REQUIREMENT.
How many lines hold the string "standard"? Reply with the number alone.

(Dataset records)
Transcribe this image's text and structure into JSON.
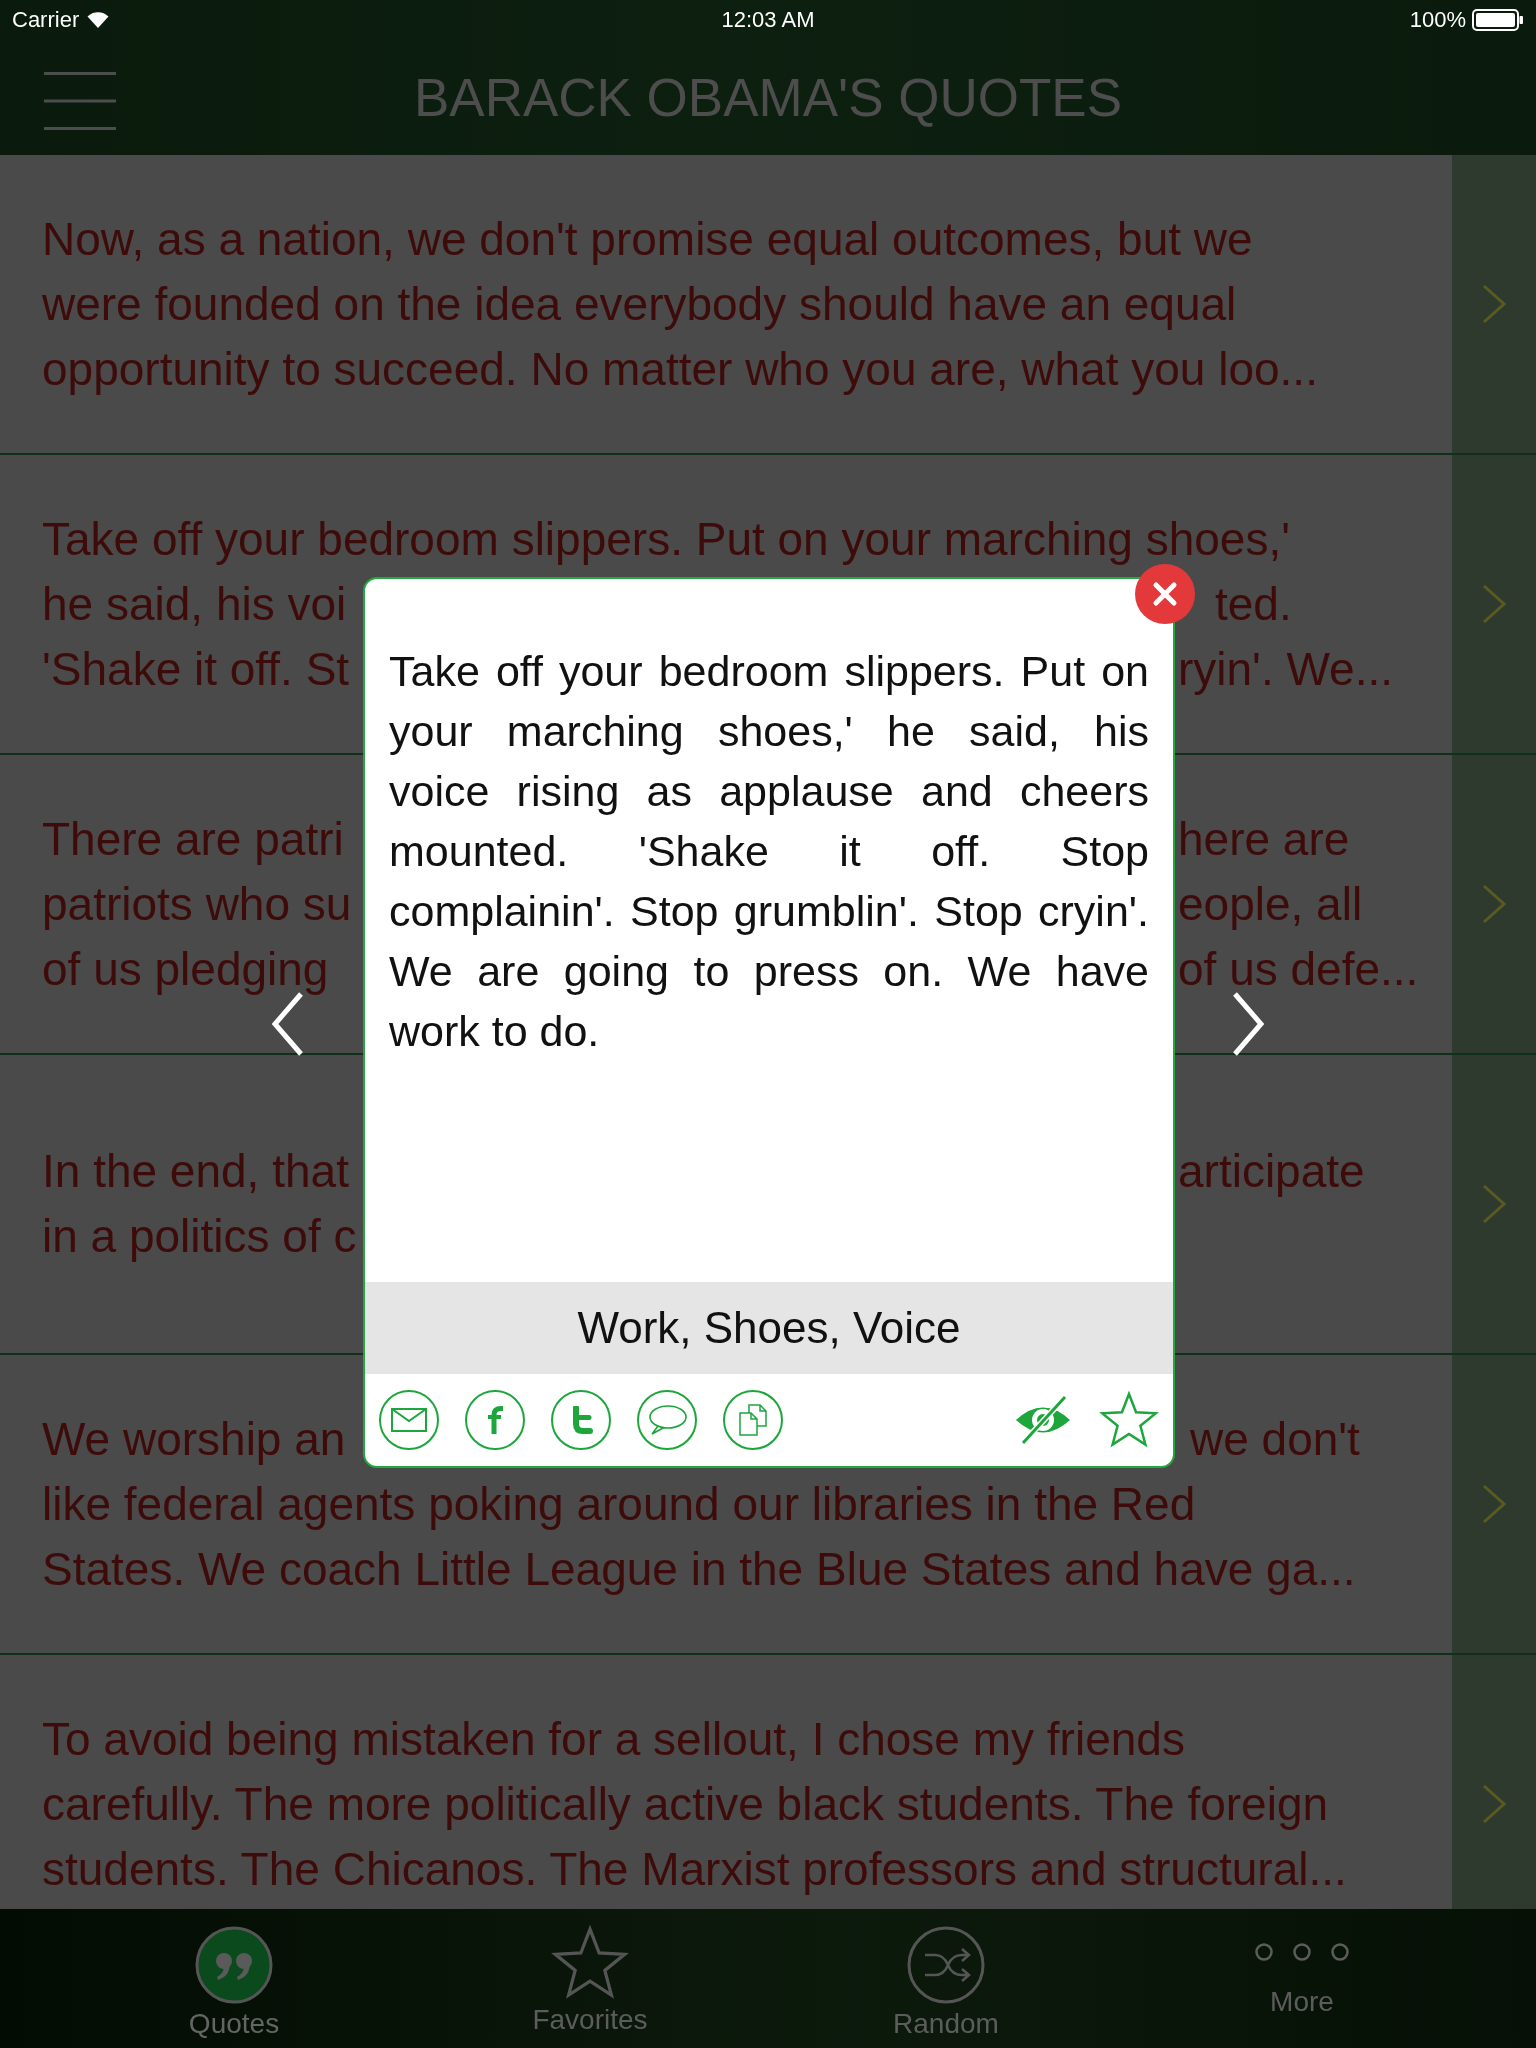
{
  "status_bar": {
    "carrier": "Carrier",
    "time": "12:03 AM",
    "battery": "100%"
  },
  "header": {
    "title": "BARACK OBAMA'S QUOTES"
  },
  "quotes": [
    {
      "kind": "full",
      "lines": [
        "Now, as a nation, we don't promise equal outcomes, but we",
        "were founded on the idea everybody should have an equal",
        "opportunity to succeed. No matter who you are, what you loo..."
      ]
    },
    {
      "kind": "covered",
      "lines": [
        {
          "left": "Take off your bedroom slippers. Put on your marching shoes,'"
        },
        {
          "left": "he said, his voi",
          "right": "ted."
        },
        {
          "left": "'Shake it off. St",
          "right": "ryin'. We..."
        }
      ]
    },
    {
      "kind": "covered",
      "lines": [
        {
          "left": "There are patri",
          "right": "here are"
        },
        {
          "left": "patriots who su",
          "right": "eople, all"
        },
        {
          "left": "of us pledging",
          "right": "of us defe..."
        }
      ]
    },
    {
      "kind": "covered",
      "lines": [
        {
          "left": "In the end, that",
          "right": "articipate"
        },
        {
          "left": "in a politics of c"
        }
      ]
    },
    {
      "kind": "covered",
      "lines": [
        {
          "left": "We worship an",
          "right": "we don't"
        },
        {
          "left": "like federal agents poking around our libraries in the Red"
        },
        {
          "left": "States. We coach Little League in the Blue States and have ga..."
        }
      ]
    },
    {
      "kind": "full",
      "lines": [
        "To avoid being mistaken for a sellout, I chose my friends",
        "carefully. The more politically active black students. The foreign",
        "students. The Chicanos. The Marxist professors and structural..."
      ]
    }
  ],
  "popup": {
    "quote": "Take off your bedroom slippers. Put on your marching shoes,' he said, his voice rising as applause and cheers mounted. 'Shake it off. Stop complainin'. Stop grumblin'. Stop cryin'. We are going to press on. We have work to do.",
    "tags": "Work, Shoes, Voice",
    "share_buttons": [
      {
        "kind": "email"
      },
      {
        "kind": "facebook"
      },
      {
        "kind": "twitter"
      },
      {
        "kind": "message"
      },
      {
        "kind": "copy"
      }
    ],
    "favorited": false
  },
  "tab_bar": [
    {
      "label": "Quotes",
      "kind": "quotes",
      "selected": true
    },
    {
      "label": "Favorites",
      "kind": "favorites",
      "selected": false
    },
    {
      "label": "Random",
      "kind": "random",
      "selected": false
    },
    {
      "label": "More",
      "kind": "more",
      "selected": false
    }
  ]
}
...
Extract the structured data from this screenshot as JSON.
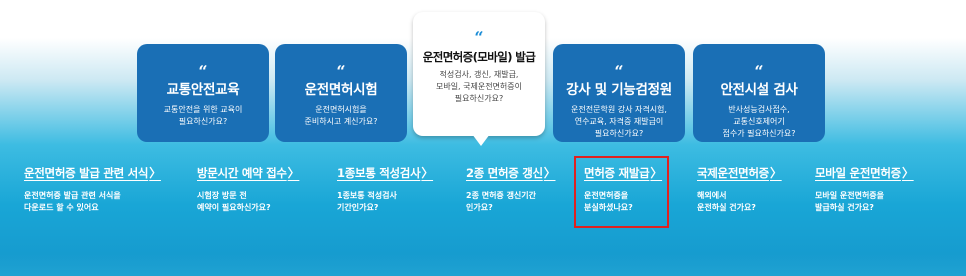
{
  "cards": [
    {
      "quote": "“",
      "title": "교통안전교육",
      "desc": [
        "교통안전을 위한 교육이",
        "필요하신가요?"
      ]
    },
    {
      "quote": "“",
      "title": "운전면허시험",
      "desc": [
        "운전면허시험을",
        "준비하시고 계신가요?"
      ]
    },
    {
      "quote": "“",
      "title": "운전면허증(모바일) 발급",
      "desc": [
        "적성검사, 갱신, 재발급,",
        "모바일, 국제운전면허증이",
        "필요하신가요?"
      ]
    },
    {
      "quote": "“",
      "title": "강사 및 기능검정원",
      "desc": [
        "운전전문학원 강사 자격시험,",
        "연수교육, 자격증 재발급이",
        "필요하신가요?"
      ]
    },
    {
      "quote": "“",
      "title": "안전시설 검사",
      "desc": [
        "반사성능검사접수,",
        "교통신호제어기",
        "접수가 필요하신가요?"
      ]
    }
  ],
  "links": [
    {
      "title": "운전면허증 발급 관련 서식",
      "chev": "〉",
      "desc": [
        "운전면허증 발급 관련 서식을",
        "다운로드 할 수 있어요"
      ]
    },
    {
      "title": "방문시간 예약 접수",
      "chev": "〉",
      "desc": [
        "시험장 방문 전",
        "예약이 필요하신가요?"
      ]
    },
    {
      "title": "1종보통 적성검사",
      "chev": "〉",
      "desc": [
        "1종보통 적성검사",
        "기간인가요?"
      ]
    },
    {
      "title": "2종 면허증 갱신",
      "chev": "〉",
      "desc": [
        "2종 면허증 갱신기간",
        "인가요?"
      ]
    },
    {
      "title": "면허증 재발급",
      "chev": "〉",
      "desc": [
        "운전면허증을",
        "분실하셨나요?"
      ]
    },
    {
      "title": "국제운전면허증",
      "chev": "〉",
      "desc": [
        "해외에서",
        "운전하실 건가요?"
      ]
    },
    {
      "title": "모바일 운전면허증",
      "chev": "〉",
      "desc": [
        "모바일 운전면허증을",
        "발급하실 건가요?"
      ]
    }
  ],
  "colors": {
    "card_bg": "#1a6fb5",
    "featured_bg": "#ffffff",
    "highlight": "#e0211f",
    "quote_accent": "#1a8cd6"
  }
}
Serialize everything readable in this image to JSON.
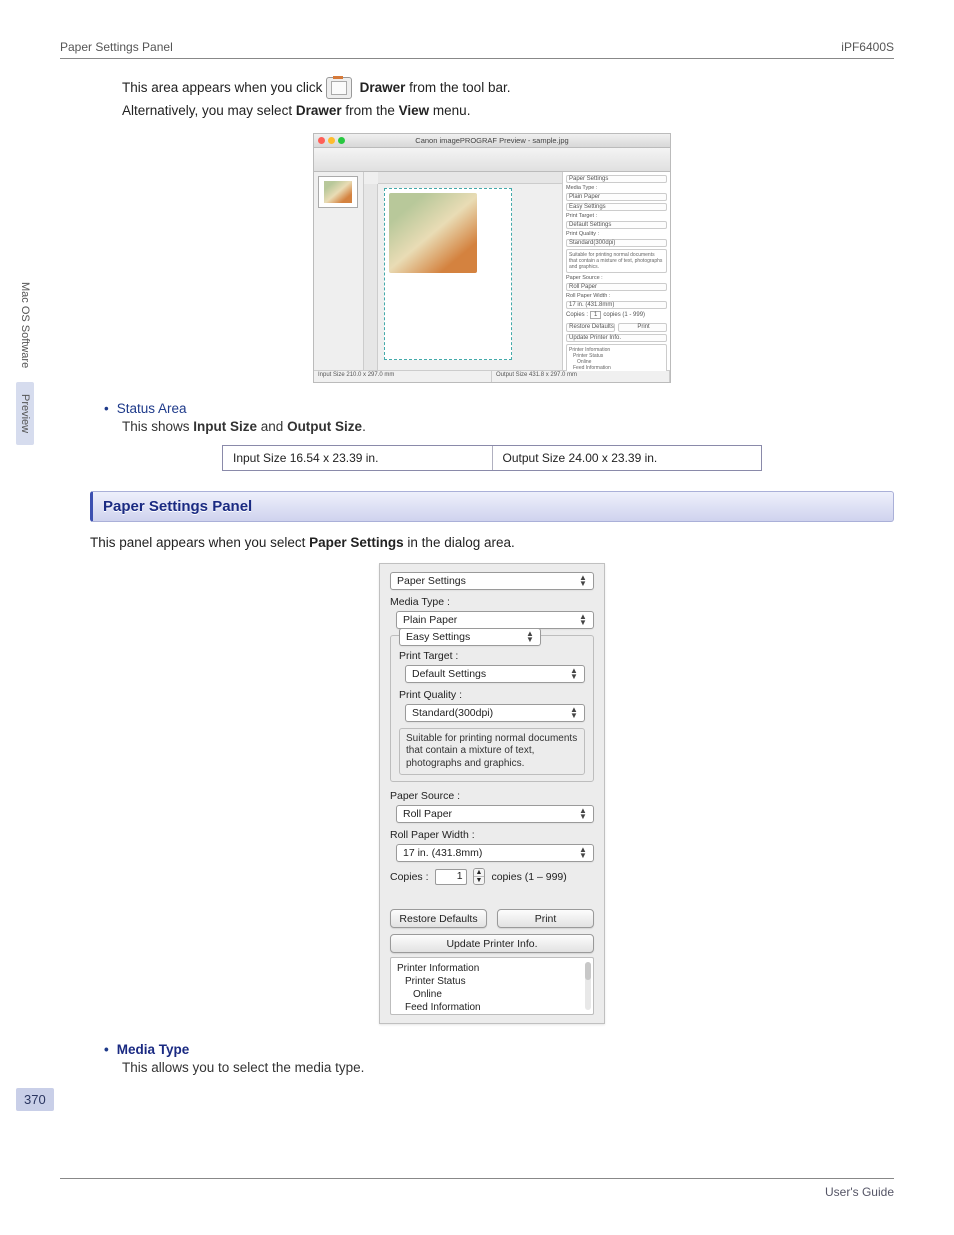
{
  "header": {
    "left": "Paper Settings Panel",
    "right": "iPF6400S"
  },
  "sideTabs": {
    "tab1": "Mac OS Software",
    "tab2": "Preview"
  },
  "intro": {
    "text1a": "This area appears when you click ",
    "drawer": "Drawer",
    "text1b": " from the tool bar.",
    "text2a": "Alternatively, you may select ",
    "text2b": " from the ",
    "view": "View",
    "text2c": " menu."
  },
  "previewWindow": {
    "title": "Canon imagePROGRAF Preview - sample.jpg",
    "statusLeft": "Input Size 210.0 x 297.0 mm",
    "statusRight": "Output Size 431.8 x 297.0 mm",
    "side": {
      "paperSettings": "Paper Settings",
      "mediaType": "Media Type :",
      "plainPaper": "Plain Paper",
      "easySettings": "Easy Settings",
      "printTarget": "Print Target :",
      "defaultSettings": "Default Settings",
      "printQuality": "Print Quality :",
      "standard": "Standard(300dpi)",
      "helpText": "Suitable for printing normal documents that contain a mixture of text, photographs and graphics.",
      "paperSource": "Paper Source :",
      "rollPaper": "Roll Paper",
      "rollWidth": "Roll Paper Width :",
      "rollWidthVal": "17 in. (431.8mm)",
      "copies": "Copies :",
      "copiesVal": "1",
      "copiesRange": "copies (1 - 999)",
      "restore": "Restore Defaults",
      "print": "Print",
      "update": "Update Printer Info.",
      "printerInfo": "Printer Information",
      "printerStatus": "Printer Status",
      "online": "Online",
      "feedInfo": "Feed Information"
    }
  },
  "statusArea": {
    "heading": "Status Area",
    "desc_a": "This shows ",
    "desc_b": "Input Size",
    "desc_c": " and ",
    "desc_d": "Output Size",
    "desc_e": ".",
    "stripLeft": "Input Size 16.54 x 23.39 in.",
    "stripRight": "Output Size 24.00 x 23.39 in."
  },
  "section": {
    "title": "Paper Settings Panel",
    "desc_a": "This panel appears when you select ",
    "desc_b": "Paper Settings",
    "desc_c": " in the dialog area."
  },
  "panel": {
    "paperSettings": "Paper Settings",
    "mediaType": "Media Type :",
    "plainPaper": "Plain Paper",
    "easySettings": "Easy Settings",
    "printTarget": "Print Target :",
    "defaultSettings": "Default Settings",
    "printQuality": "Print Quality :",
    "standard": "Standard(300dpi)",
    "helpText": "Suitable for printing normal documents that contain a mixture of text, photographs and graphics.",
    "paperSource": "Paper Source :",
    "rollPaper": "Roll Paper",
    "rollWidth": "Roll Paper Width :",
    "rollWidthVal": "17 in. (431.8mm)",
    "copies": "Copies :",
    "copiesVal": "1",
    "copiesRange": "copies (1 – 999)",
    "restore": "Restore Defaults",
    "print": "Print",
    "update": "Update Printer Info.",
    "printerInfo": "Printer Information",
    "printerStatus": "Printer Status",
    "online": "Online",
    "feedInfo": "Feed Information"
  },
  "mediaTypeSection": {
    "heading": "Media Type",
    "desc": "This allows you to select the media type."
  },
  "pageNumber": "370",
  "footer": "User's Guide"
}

SOLUTION TO THE PROBLEM.
2